• Exercise
In the material below, the lines containing the word "الحياة" are required; copy each of them.

───── Excerpted records ─────

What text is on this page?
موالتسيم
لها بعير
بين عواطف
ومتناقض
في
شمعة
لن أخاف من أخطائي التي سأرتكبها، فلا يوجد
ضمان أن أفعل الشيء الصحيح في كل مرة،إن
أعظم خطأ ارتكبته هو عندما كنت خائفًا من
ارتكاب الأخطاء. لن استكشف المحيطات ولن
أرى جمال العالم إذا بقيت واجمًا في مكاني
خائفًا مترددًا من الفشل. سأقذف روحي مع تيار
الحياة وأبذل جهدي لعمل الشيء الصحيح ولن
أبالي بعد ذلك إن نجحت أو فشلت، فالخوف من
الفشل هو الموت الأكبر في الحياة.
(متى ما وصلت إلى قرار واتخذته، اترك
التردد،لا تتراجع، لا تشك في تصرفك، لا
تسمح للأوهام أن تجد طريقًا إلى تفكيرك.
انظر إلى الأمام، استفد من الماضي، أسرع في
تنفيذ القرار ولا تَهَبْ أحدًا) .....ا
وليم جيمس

─────

• The result
الحياة وأبذل جهدي لعمل الشيء الصحيح ولن
الفشل هو الموت الأكبر في الحياة.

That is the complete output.